* Aim
Count how many lines in this material contain "личном". The answer is that number alone.

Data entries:
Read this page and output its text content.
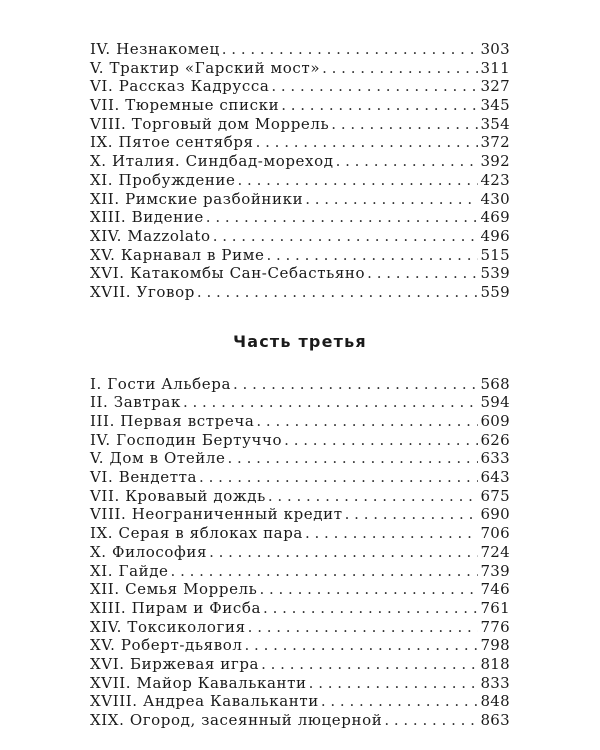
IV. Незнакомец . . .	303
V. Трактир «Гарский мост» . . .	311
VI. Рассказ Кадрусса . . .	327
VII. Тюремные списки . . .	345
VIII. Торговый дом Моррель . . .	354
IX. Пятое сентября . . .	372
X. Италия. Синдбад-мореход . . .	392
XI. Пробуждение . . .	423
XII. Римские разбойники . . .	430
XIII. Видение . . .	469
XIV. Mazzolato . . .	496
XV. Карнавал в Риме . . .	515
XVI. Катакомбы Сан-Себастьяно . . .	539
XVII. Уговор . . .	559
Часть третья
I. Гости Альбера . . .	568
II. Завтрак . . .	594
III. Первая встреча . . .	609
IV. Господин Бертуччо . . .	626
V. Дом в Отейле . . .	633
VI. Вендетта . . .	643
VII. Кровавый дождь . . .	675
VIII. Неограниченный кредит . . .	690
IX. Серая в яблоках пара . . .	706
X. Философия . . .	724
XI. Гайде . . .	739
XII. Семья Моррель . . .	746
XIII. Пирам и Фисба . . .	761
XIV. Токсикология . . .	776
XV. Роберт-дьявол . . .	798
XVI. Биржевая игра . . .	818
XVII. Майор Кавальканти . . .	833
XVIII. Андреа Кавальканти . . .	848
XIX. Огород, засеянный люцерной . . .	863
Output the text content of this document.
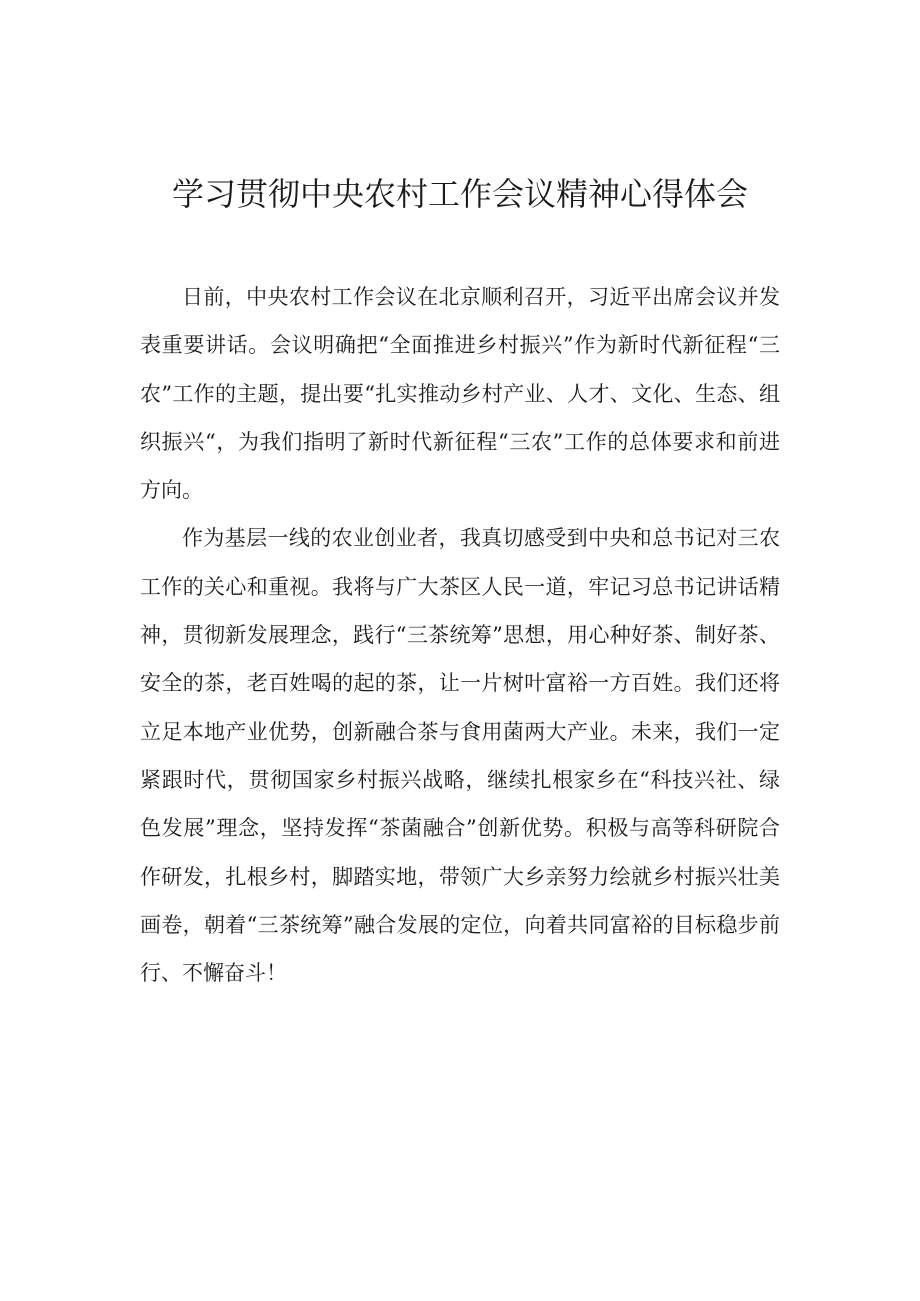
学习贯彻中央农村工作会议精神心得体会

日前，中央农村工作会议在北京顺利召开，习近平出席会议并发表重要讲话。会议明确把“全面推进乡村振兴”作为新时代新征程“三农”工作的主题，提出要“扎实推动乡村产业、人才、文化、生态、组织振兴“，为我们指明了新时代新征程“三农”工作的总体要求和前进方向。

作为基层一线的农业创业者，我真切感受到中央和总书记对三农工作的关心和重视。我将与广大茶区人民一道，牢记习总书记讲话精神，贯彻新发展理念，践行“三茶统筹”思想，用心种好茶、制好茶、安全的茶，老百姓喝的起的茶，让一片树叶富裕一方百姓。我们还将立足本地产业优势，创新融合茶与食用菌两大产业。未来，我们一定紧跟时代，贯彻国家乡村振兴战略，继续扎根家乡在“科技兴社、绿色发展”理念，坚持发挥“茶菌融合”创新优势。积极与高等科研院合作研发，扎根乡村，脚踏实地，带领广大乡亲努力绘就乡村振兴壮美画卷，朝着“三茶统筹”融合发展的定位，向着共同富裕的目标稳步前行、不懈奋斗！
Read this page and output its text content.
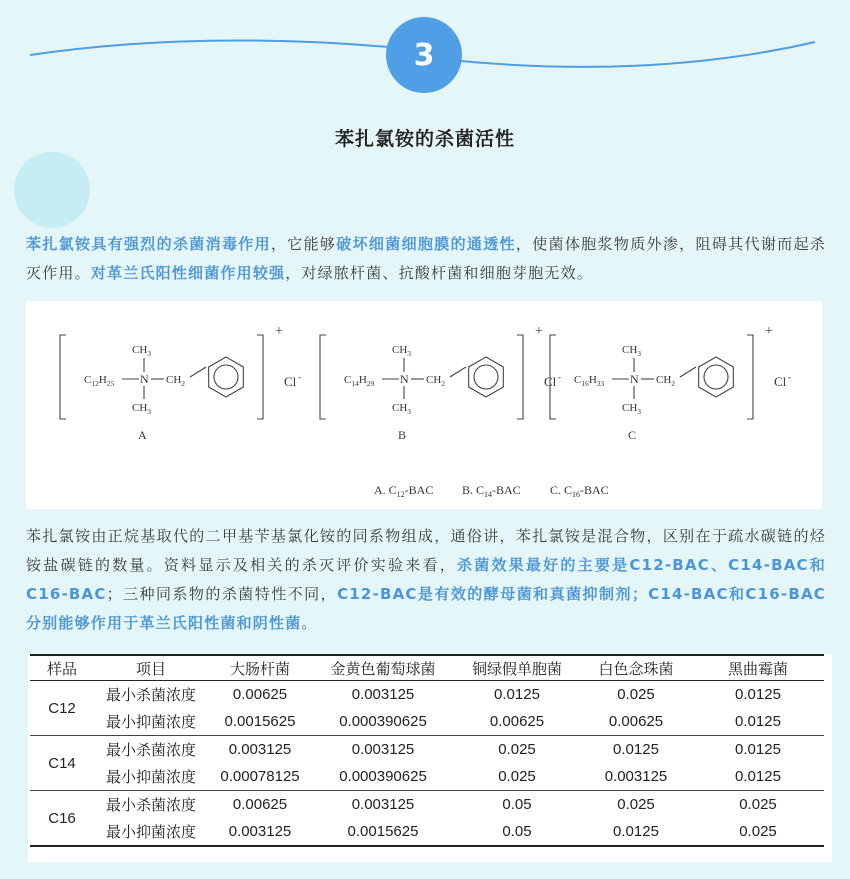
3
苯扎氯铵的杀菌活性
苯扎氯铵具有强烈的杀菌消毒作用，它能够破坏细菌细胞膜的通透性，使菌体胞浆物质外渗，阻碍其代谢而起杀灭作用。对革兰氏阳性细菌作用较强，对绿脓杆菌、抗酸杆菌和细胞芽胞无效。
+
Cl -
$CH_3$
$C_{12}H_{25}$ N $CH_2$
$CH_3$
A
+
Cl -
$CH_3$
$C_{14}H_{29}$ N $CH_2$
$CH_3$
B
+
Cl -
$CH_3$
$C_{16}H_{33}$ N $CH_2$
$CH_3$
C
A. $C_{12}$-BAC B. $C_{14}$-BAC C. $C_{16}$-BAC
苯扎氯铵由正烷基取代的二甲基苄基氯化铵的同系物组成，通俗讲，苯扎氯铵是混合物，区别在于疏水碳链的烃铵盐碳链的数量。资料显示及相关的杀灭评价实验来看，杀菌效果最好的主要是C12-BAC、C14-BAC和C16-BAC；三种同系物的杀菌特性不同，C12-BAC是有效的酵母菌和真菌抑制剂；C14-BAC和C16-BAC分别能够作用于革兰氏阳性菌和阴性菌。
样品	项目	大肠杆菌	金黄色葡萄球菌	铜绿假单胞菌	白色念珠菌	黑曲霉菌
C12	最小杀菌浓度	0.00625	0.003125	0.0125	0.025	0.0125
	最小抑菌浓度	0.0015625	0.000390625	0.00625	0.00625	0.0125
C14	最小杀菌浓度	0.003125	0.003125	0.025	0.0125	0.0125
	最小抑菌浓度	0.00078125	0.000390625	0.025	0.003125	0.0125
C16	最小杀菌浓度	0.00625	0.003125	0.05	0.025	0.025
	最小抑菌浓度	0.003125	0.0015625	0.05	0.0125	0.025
* * *
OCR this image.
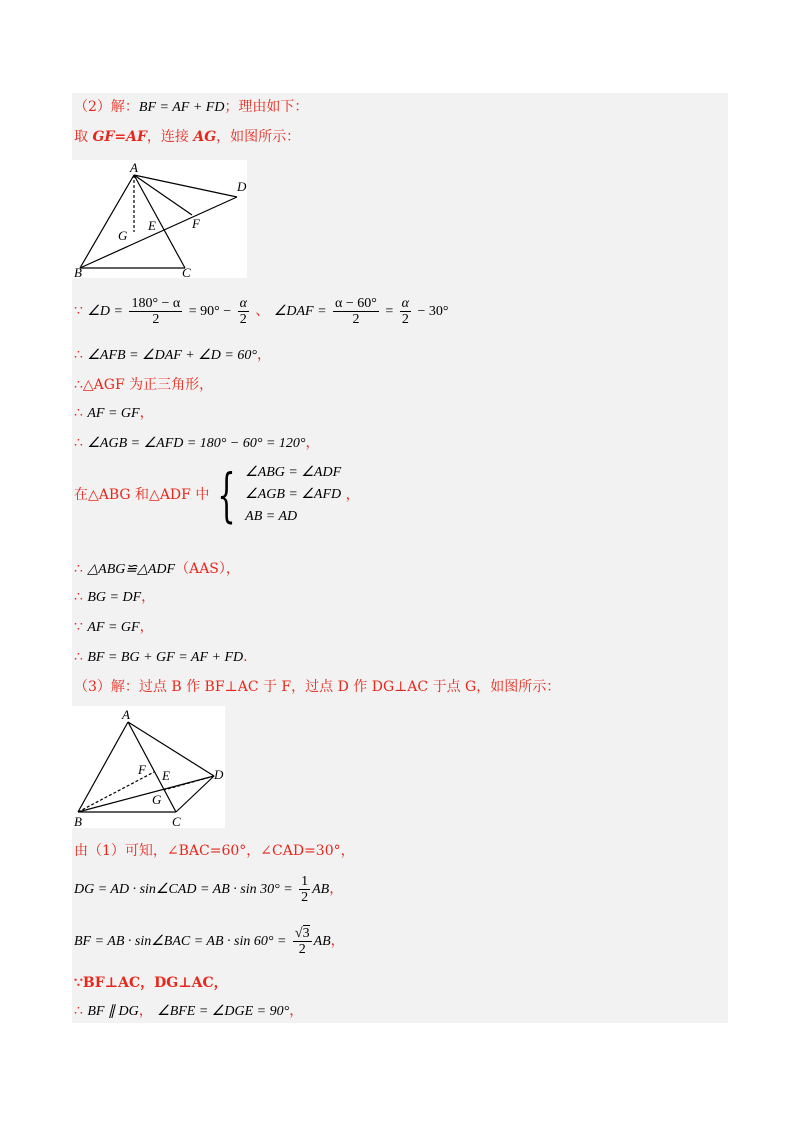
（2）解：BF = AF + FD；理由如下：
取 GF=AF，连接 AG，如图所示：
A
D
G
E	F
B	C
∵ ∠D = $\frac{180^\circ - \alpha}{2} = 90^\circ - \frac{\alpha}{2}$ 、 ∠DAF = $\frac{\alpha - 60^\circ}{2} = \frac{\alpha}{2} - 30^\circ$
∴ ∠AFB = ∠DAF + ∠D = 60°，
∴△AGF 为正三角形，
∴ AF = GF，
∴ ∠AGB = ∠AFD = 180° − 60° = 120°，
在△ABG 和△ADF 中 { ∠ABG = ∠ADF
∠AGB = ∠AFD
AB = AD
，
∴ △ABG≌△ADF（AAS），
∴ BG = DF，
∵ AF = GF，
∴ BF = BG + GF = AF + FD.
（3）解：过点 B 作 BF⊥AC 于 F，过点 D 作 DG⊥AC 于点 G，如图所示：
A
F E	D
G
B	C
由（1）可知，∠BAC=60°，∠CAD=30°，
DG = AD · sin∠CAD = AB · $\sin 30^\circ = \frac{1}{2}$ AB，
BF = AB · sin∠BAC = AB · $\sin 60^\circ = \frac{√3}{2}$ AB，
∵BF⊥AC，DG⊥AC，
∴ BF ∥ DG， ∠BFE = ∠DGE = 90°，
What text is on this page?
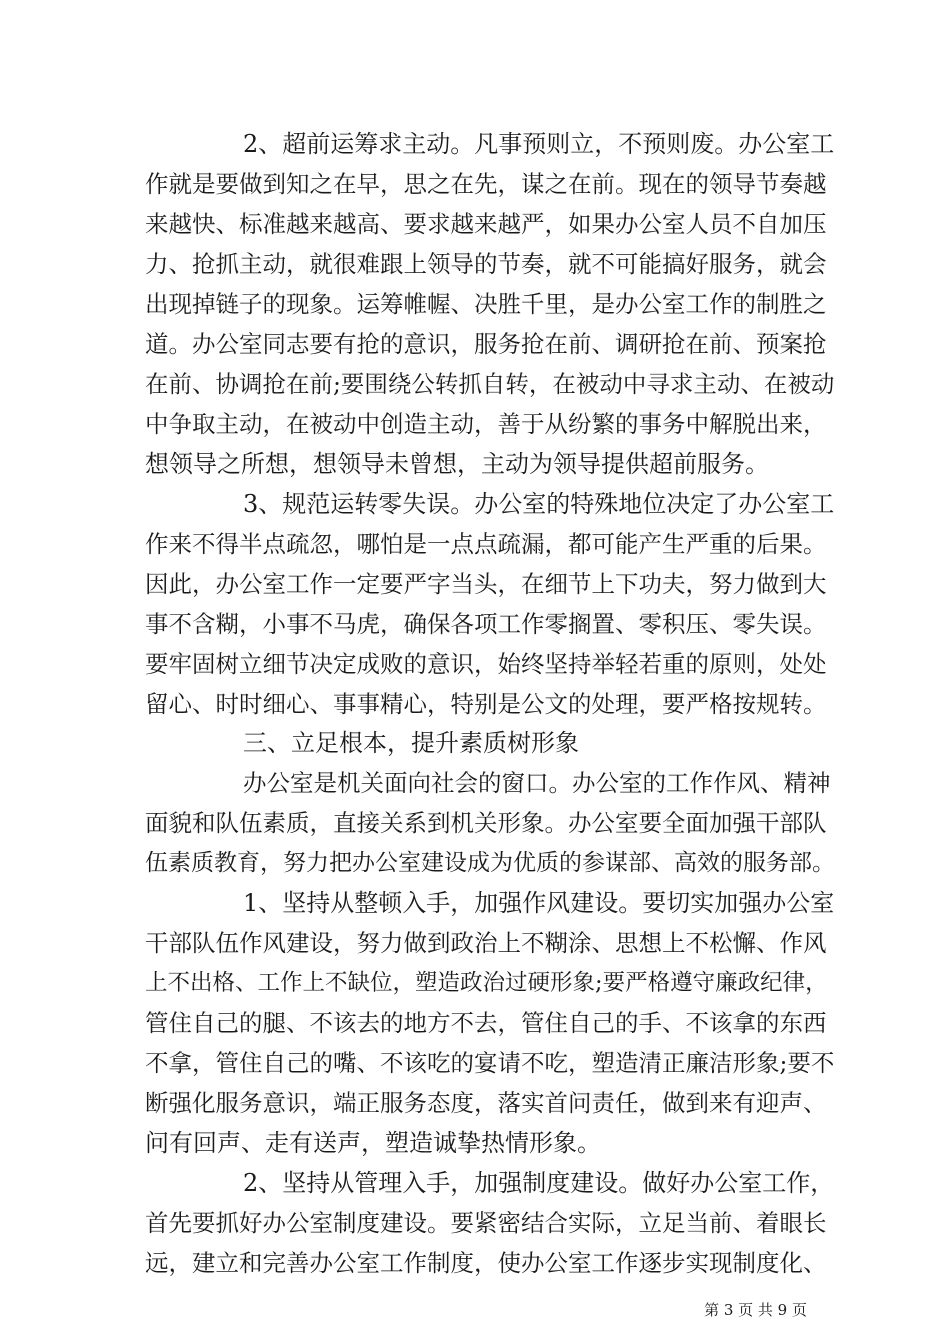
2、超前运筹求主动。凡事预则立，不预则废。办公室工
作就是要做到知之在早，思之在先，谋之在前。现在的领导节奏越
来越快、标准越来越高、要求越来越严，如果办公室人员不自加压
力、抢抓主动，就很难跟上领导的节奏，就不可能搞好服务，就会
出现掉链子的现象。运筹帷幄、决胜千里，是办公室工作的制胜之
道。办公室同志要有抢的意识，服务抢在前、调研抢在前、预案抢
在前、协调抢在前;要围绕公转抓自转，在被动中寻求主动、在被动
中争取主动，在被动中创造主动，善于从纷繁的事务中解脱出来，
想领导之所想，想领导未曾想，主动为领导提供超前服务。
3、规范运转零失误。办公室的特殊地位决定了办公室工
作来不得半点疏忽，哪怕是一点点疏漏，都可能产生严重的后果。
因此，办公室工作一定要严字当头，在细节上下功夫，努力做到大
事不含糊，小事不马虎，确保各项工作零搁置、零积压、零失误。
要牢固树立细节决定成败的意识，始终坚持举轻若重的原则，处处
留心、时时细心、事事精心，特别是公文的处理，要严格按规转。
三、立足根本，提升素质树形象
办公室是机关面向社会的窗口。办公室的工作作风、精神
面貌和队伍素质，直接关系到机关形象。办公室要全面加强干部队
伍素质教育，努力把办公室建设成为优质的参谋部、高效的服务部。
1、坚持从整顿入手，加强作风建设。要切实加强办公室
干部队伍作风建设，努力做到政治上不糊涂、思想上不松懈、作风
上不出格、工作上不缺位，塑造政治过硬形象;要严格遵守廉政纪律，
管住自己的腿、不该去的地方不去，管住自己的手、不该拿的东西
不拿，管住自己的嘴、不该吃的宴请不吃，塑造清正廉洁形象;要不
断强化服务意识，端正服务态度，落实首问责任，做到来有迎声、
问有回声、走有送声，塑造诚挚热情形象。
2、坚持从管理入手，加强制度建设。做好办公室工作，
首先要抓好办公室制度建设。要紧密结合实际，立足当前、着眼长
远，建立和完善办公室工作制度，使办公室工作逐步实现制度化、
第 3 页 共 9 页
--
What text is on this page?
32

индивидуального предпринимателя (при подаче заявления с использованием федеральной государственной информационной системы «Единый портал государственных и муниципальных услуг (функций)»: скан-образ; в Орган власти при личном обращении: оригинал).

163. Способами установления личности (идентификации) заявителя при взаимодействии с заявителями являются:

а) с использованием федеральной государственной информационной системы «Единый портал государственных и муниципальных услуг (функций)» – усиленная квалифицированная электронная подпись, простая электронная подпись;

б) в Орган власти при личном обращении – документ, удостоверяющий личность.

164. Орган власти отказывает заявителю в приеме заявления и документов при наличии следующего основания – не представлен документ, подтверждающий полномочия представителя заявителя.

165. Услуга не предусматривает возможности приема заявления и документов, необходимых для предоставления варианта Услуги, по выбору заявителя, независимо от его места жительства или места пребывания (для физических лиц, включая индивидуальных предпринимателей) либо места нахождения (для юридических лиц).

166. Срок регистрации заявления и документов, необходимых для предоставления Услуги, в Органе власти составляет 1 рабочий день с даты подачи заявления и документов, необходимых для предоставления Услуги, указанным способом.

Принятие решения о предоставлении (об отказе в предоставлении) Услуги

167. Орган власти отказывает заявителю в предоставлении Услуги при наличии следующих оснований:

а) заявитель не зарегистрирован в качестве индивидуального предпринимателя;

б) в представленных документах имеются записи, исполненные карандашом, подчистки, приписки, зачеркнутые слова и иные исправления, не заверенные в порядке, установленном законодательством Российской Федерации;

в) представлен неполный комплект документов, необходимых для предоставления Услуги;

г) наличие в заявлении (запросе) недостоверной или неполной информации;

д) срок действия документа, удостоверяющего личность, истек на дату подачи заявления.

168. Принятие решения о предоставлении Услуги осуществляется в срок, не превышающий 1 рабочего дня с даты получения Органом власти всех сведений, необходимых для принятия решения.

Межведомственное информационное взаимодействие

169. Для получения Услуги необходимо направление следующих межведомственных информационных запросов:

* Exercise answer
2